Exercise objective
Reproduce all of the records below line for line, omitting the pictures from your answer.
# # #
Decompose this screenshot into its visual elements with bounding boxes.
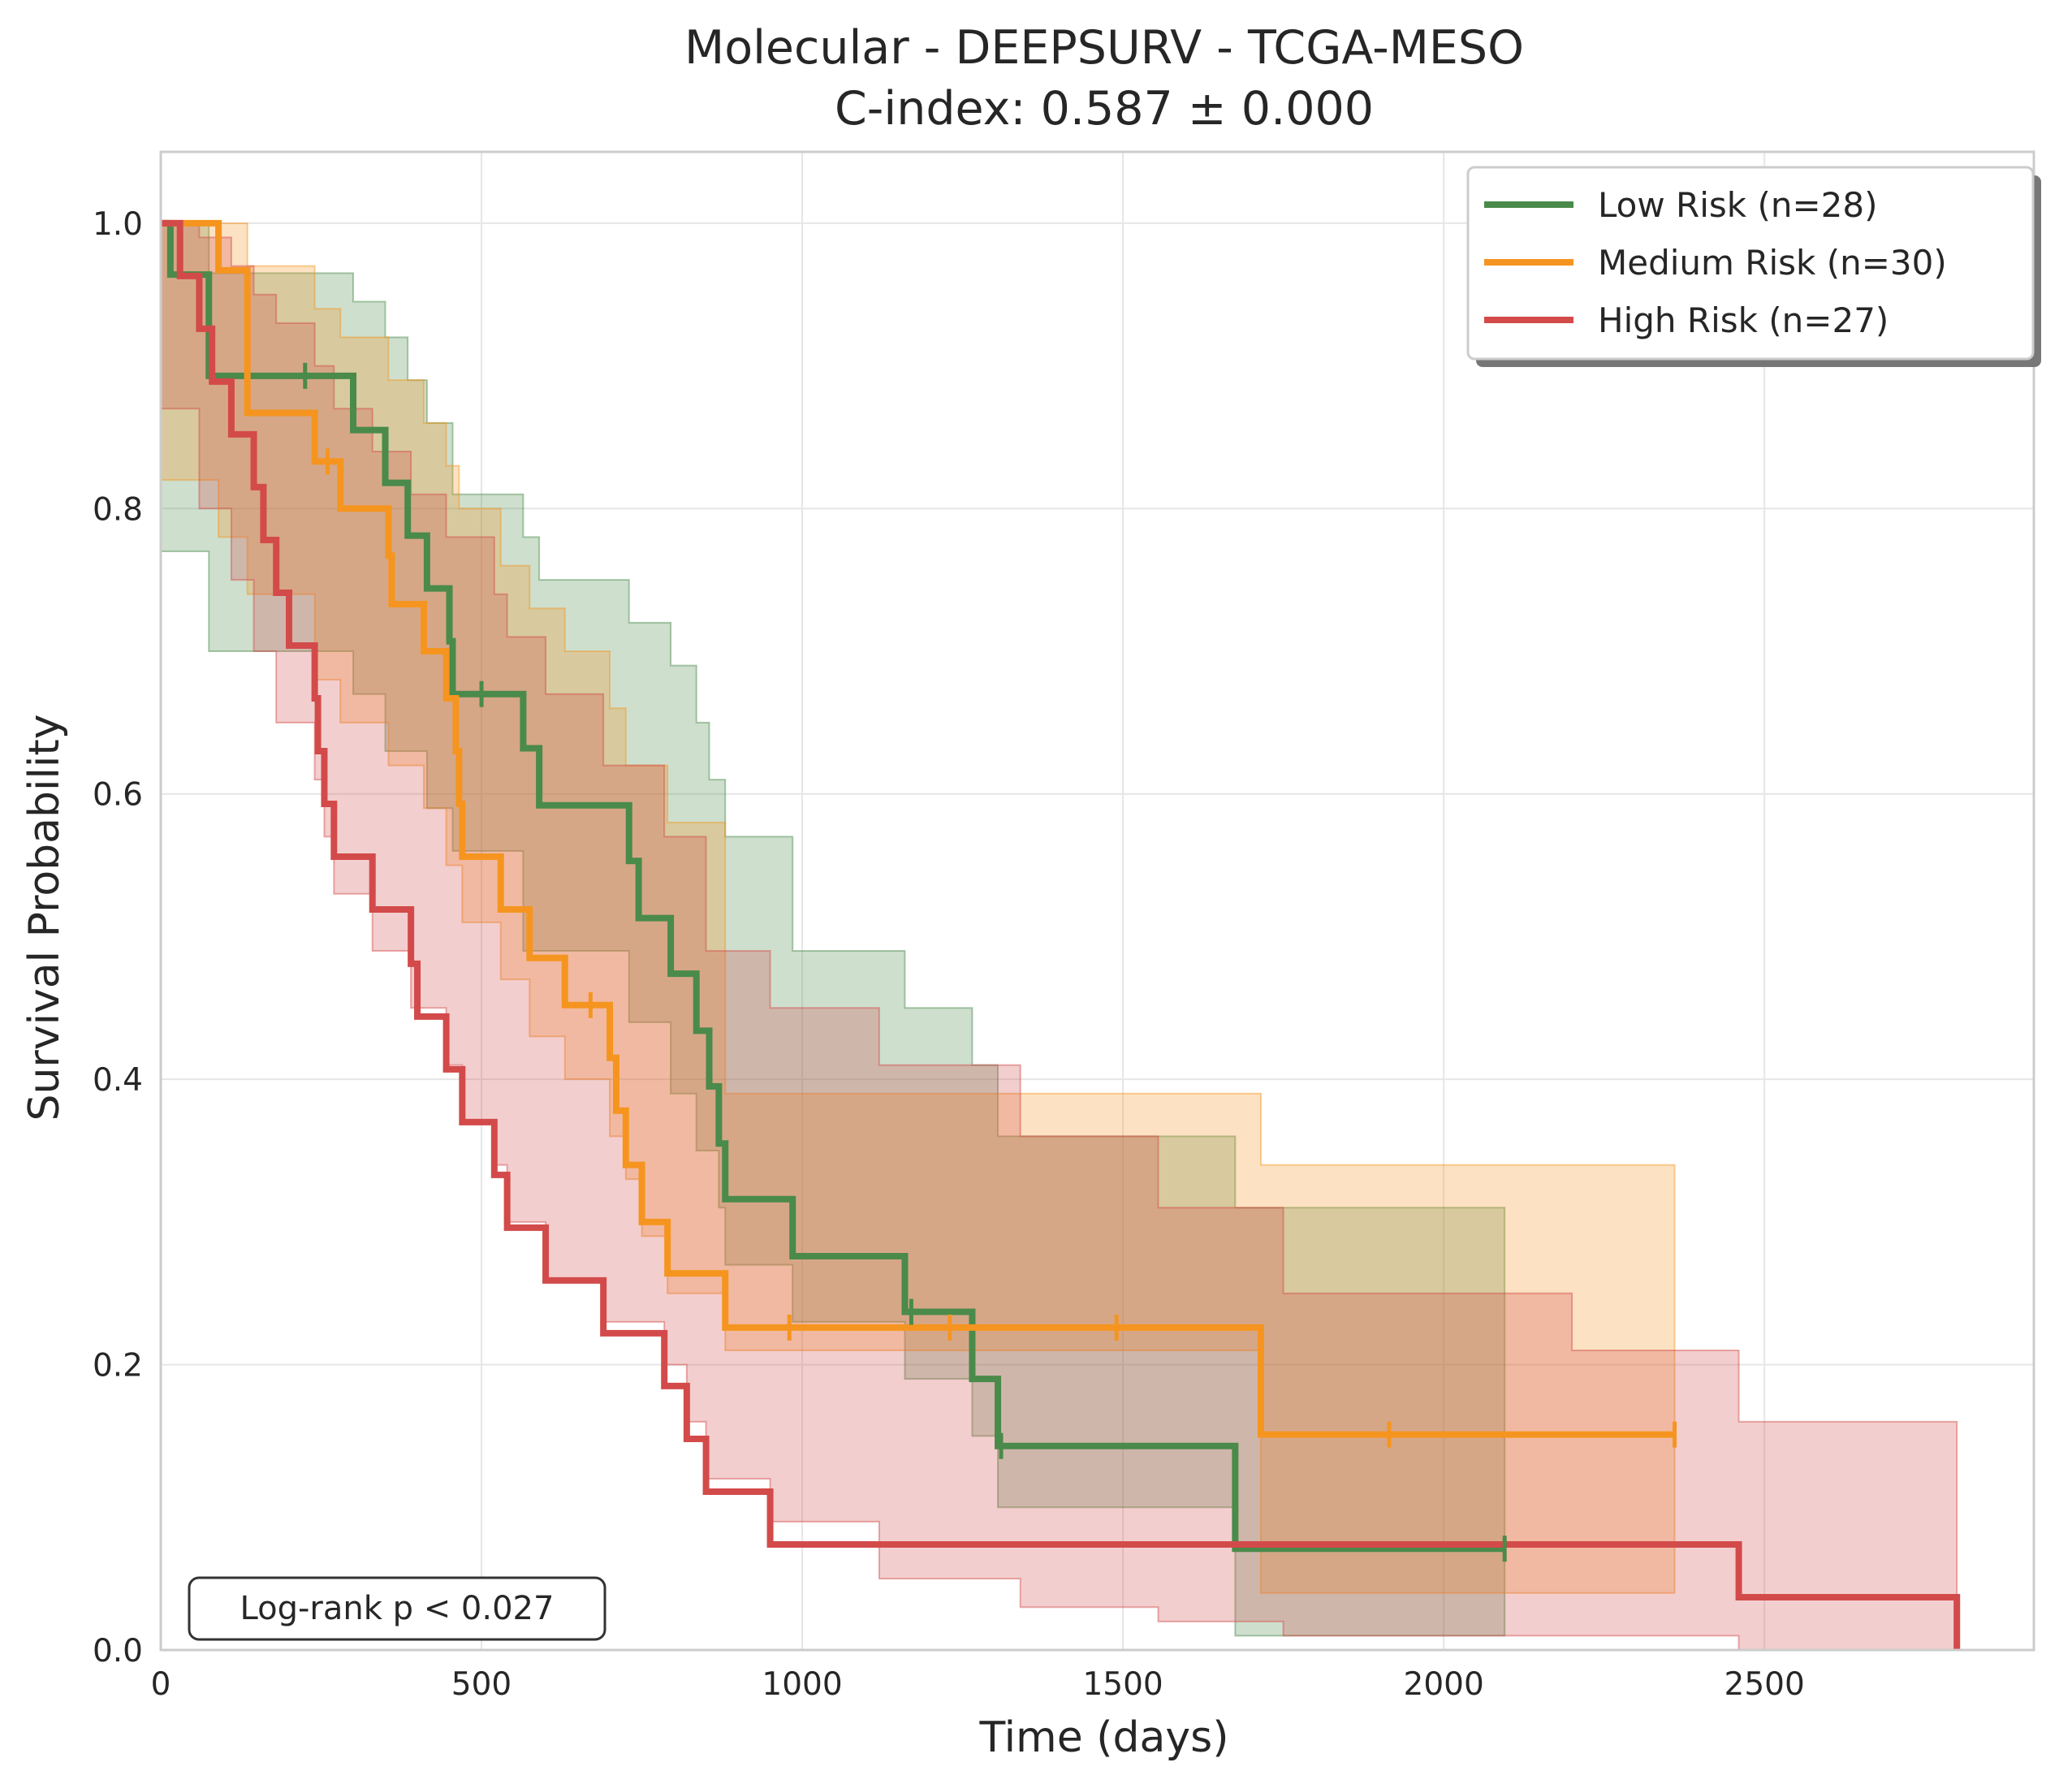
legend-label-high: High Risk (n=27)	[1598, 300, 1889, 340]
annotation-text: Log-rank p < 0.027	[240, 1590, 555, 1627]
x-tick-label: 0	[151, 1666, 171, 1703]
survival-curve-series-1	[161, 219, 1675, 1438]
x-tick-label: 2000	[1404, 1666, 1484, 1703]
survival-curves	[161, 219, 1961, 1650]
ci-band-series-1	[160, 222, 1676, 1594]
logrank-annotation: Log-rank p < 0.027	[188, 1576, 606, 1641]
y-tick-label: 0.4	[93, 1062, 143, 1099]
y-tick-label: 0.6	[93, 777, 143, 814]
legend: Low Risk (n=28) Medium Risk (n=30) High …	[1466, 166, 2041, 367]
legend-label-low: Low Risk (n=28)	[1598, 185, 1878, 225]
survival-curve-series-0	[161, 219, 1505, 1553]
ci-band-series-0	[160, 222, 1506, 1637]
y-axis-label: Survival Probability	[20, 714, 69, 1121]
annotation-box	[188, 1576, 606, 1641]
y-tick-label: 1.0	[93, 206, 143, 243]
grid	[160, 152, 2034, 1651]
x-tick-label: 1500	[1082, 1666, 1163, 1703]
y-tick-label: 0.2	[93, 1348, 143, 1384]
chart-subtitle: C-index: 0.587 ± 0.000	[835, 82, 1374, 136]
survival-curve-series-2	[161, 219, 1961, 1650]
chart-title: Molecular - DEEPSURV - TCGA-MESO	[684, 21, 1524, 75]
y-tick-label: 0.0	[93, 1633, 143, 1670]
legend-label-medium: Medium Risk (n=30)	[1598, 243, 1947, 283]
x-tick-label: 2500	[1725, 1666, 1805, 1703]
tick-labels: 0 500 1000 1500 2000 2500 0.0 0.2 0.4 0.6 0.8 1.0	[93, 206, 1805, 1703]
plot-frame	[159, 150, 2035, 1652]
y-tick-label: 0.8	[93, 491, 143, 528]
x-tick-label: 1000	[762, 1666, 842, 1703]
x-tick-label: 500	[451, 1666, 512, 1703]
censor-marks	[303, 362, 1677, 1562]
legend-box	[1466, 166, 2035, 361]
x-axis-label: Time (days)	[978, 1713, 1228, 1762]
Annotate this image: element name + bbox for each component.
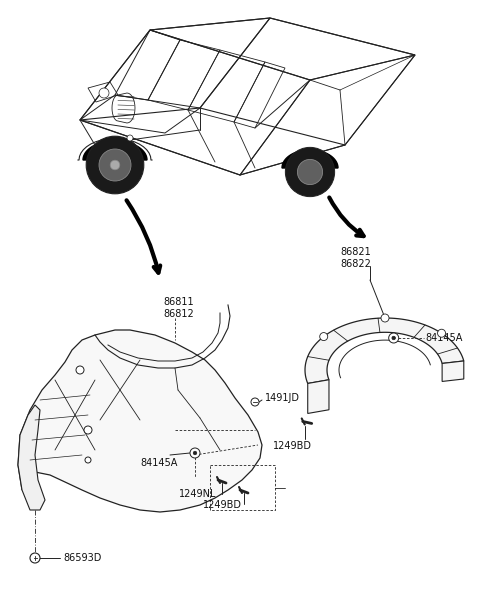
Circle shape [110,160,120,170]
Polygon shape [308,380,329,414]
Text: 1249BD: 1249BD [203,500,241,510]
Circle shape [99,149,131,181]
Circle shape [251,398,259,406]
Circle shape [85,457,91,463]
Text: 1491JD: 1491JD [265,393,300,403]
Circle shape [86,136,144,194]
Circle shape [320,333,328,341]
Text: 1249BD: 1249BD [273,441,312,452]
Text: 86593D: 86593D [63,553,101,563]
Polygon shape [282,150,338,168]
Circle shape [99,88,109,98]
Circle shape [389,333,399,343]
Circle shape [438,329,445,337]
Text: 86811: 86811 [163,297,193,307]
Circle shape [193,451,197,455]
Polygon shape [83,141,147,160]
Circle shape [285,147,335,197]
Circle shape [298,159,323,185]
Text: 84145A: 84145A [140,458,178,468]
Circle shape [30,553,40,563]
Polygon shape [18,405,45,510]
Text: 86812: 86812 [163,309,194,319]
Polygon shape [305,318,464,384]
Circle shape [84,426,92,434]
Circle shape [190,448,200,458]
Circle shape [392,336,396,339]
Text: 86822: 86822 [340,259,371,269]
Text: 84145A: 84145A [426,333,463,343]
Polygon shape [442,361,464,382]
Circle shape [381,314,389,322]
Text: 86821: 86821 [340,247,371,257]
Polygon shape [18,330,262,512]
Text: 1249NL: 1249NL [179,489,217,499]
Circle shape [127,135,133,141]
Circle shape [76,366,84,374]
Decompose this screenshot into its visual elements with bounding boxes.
# # #
Exercise response
Decompose this screenshot into its visual elements with bounding boxes.
legend-label-high: High Risk (n=27)	[1598, 300, 1889, 340]
annotation-text: Log-rank p < 0.027	[240, 1590, 555, 1627]
x-tick-label: 0	[151, 1666, 171, 1703]
survival-curve-series-1	[161, 219, 1675, 1438]
x-tick-label: 2000	[1404, 1666, 1484, 1703]
survival-curves	[161, 219, 1961, 1650]
ci-band-series-1	[160, 222, 1676, 1594]
logrank-annotation: Log-rank p < 0.027	[188, 1576, 606, 1641]
y-tick-label: 0.4	[93, 1062, 143, 1099]
y-tick-label: 0.6	[93, 777, 143, 814]
legend: Low Risk (n=28) Medium Risk (n=30) High …	[1466, 166, 2041, 367]
legend-label-low: Low Risk (n=28)	[1598, 185, 1878, 225]
survival-curve-series-0	[161, 219, 1505, 1553]
ci-band-series-0	[160, 222, 1506, 1637]
y-axis-label: Survival Probability	[20, 714, 69, 1121]
annotation-box	[188, 1576, 606, 1641]
y-tick-label: 1.0	[93, 206, 143, 243]
grid	[160, 152, 2034, 1651]
x-tick-label: 1500	[1082, 1666, 1163, 1703]
y-tick-label: 0.2	[93, 1348, 143, 1384]
chart-subtitle: C-index: 0.587 ± 0.000	[835, 82, 1374, 136]
survival-curve-series-2	[161, 219, 1961, 1650]
chart-title: Molecular - DEEPSURV - TCGA-MESO	[684, 21, 1524, 75]
y-tick-label: 0.0	[93, 1633, 143, 1670]
legend-label-medium: Medium Risk (n=30)	[1598, 243, 1947, 283]
x-tick-label: 2500	[1725, 1666, 1805, 1703]
tick-labels: 0 500 1000 1500 2000 2500 0.0 0.2 0.4 0.6 0.8 1.0	[93, 206, 1805, 1703]
plot-frame	[159, 150, 2035, 1652]
y-tick-label: 0.8	[93, 491, 143, 528]
x-tick-label: 1000	[762, 1666, 842, 1703]
x-tick-label: 500	[451, 1666, 512, 1703]
censor-marks	[303, 362, 1677, 1562]
legend-box	[1466, 166, 2035, 361]
x-axis-label: Time (days)	[978, 1713, 1228, 1762]
Annotate this image: element name + bbox for each component.
Circle shape [110,160,120,170]
Polygon shape [308,380,329,414]
Text: 1249BD: 1249BD [203,500,241,510]
Circle shape [99,149,131,181]
Circle shape [251,398,259,406]
Circle shape [85,457,91,463]
Text: 1491JD: 1491JD [265,393,300,403]
Circle shape [86,136,144,194]
Circle shape [320,333,328,341]
Text: 1249BD: 1249BD [273,441,312,452]
Text: 86593D: 86593D [63,553,101,563]
Polygon shape [282,150,338,168]
Circle shape [99,88,109,98]
Circle shape [389,333,399,343]
Circle shape [438,329,445,337]
Text: 86811: 86811 [163,297,193,307]
Circle shape [193,451,197,455]
Polygon shape [83,141,147,160]
Circle shape [285,147,335,197]
Circle shape [298,159,323,185]
Text: 84145A: 84145A [140,458,178,468]
Circle shape [30,553,40,563]
Polygon shape [18,405,45,510]
Text: 86812: 86812 [163,309,194,319]
Polygon shape [305,318,464,384]
Circle shape [84,426,92,434]
Circle shape [190,448,200,458]
Circle shape [392,336,396,339]
Text: 86822: 86822 [340,259,371,269]
Text: 84145A: 84145A [426,333,463,343]
Polygon shape [442,361,464,382]
Circle shape [381,314,389,322]
Text: 86821: 86821 [340,247,371,257]
Polygon shape [18,330,262,512]
Text: 1249NL: 1249NL [179,489,217,499]
Circle shape [127,135,133,141]
Circle shape [76,366,84,374]
Decompose this screenshot into its visual elements with bounding boxes.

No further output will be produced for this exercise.